Records about charts and figures
=======

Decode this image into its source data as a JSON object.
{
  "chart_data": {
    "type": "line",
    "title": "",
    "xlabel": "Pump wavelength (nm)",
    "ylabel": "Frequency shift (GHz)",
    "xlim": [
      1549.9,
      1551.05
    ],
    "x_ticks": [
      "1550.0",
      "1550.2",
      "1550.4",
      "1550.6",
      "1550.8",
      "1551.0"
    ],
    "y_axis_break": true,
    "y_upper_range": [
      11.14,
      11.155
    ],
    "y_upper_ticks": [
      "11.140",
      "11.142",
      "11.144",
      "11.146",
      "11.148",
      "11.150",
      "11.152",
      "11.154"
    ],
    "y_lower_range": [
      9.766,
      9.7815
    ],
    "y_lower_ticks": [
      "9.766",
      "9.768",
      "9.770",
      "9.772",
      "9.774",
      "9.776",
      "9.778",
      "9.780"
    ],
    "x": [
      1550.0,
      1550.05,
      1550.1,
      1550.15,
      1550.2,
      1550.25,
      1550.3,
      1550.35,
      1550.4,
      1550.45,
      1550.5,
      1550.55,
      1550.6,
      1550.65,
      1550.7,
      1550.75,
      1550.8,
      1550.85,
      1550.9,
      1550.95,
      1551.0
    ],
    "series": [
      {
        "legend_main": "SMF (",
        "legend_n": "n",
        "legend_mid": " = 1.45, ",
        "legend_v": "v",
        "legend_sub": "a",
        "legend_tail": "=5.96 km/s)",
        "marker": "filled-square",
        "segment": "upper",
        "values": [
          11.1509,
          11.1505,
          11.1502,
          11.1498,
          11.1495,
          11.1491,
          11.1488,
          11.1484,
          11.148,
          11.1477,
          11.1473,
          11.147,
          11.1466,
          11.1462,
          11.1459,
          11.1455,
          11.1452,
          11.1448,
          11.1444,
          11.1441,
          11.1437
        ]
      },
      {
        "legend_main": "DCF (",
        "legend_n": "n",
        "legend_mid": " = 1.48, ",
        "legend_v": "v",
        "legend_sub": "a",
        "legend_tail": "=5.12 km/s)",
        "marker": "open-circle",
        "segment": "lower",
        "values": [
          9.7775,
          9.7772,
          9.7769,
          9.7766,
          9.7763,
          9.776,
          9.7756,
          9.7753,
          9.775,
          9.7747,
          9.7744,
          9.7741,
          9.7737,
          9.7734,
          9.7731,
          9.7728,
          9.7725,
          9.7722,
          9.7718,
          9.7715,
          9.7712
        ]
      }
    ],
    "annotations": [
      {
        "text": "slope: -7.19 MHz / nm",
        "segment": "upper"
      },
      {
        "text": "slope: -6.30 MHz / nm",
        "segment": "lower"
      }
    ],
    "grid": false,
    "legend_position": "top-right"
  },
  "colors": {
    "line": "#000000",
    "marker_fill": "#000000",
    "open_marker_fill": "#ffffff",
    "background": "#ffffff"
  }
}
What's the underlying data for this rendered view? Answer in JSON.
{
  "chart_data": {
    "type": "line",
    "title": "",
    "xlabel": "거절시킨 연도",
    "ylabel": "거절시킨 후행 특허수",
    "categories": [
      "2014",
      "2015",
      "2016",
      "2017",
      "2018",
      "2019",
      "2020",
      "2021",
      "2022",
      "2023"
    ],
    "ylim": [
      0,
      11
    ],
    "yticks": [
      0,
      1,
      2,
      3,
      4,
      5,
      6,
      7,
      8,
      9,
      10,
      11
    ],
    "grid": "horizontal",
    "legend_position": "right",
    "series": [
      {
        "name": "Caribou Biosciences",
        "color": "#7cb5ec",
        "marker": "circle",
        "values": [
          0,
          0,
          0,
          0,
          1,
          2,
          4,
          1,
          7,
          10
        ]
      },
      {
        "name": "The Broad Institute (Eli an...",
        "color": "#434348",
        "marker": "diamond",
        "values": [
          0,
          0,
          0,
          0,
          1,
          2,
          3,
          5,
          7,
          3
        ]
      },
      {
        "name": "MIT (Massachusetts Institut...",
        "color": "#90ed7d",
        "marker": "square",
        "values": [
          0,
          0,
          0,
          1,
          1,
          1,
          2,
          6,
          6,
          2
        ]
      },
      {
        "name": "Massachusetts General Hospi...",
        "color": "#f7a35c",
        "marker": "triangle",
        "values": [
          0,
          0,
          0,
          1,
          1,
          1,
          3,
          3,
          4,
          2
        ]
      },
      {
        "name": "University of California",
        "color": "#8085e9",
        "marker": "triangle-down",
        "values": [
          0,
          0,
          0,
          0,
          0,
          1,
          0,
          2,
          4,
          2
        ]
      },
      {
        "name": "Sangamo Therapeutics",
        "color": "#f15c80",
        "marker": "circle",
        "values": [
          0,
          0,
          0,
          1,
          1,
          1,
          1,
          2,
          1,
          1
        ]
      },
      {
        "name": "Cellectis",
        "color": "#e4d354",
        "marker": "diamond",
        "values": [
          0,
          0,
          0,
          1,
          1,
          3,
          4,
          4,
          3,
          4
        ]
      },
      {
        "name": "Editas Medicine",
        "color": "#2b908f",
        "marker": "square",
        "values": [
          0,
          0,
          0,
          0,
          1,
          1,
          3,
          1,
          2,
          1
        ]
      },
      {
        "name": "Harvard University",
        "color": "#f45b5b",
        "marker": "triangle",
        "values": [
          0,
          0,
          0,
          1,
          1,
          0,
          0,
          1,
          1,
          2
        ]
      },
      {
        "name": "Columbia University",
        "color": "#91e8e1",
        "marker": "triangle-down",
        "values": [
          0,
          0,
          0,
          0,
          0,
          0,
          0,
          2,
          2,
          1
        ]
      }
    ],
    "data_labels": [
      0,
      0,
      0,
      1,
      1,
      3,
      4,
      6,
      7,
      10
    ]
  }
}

=======

Exercise objective: Retype the data in full and match it exactly.

Output of the exercise:
Decode this image into its source data as a JSON object.
{
  "chart_data": {
    "type": "line",
    "title": "",
    "xlabel": "Pump wavelength (nm)",
    "ylabel": "Frequency shift (GHz)",
    "xlim": [
      1549.9,
      1551.05
    ],
    "x_ticks": [
      "1550.0",
      "1550.2",
      "1550.4",
      "1550.6",
      "1550.8",
      "1551.0"
    ],
    "y_axis_break": true,
    "y_upper_range": [
      11.14,
      11.155
    ],
    "y_upper_ticks": [
      "11.140",
      "11.142",
      "11.144",
      "11.146",
      "11.148",
      "11.150",
      "11.152",
      "11.154"
    ],
    "y_lower_range": [
      9.766,
      9.7815
    ],
    "y_lower_ticks": [
      "9.766",
      "9.768",
      "9.770",
      "9.772",
      "9.774",
      "9.776",
      "9.778",
      "9.780"
    ],
    "x": [
      1550.0,
      1550.05,
      1550.1,
      1550.15,
      1550.2,
      1550.25,
      1550.3,
      1550.35,
      1550.4,
      1550.45,
      1550.5,
      1550.55,
      1550.6,
      1550.65,
      1550.7,
      1550.75,
      1550.8,
      1550.85,
      1550.9,
      1550.95,
      1551.0
    ],
    "series": [
      {
        "legend_main": "SMF (",
        "legend_n": "n",
        "legend_mid": " = 1.45, ",
        "legend_v": "v",
        "legend_sub": "a",
        "legend_tail": "=5.96 km/s)",
        "marker": "filled-square",
        "segment": "upper",
        "values": [
          11.1509,
          11.1505,
          11.1502,
          11.1498,
          11.1495,
          11.1491,
          11.1488,
          11.1484,
          11.148,
          11.1477,
          11.1473,
          11.147,
          11.1466,
          11.1462,
          11.1459,
          11.1455,
          11.1452,
          11.1448,
          11.1444,
          11.1441,
          11.1437
        ]
      },
      {
        "legend_main": "DCF (",
        "legend_n": "n",
        "legend_mid": " = 1.48, ",
        "legend_v": "v",
        "legend_sub": "a",
        "legend_tail": "=5.12 km/s)",
        "marker": "open-circle",
        "segment": "lower",
        "values": [
          9.7775,
          9.7772,
          9.7769,
          9.7766,
          9.7763,
          9.776,
          9.7756,
          9.7753,
          9.775,
          9.7747,
          9.7744,
          9.7741,
          9.7737,
          9.7734,
          9.7731,
          9.7728,
          9.7725,
          9.7722,
          9.7718,
          9.7715,
          9.7712
        ]
      }
    ],
    "annotations": [
      {
        "text": "slope: -7.19 MHz / nm",
        "segment": "upper"
      },
      {
        "text": "slope: -6.30 MHz / nm",
        "segment": "lower"
      }
    ],
    "grid": false,
    "legend_position": "top-right"
  },
  "colors": {
    "line": "#000000",
    "marker_fill": "#000000",
    "open_marker_fill": "#ffffff",
    "background": "#ffffff"
  }
}
What's the underlying data for this rendered view? Answer in JSON.
{
  "chart_data": {
    "type": "line",
    "title": "",
    "xlabel": "거절시킨 연도",
    "ylabel": "거절시킨 후행 특허수",
    "categories": [
      "2014",
      "2015",
      "2016",
      "2017",
      "2018",
      "2019",
      "2020",
      "2021",
      "2022",
      "2023"
    ],
    "ylim": [
      0,
      11
    ],
    "yticks": [
      0,
      1,
      2,
      3,
      4,
      5,
      6,
      7,
      8,
      9,
      10,
      11
    ],
    "grid": "horizontal",
    "legend_position": "right",
    "series": [
      {
        "name": "Caribou Biosciences",
        "color": "#7cb5ec",
        "marker": "circle",
        "values": [
          0,
          0,
          0,
          0,
          1,
          2,
          4,
          1,
          7,
          10
        ]
      },
      {
        "name": "The Broad Institute (Eli an...",
        "color": "#434348",
        "marker": "diamond",
        "values": [
          0,
          0,
          0,
          0,
          1,
          2,
          3,
          5,
          7,
          3
        ]
      },
      {
        "name": "MIT (Massachusetts Institut...",
        "color": "#90ed7d",
        "marker": "square",
        "values": [
          0,
          0,
          0,
          1,
          1,
          1,
          2,
          6,
          6,
          2
        ]
      },
      {
        "name": "Massachusetts General Hospi...",
        "color": "#f7a35c",
        "marker": "triangle",
        "values": [
          0,
          0,
          0,
          1,
          1,
          1,
          3,
          3,
          4,
          2
        ]
      },
      {
        "name": "University of California",
        "color": "#8085e9",
        "marker": "triangle-down",
        "values": [
          0,
          0,
          0,
          0,
          0,
          1,
          0,
          2,
          4,
          2
        ]
      },
      {
        "name": "Sangamo Therapeutics",
        "color": "#f15c80",
        "marker": "circle",
        "values": [
          0,
          0,
          0,
          1,
          1,
          1,
          1,
          2,
          1,
          1
        ]
      },
      {
        "name": "Cellectis",
        "color": "#e4d354",
        "marker": "diamond",
        "values": [
          0,
          0,
          0,
          1,
          1,
          3,
          4,
          4,
          3,
          4
        ]
      },
      {
        "name": "Editas Medicine",
        "color": "#2b908f",
        "marker": "square",
        "values": [
          0,
          0,
          0,
          0,
          1,
          1,
          3,
          1,
          2,
          1
        ]
      },
      {
        "name": "Harvard University",
        "color": "#f45b5b",
        "marker": "triangle",
        "values": [
          0,
          0,
          0,
          1,
          1,
          0,
          0,
          1,
          1,
          2
        ]
      },
      {
        "name": "Columbia University",
        "color": "#91e8e1",
        "marker": "triangle-down",
        "values": [
          0,
          0,
          0,
          0,
          0,
          0,
          0,
          2,
          2,
          1
        ]
      }
    ],
    "data_labels": [
      0,
      0,
      0,
      1,
      1,
      3,
      4,
      6,
      7,
      10
    ]
  }
}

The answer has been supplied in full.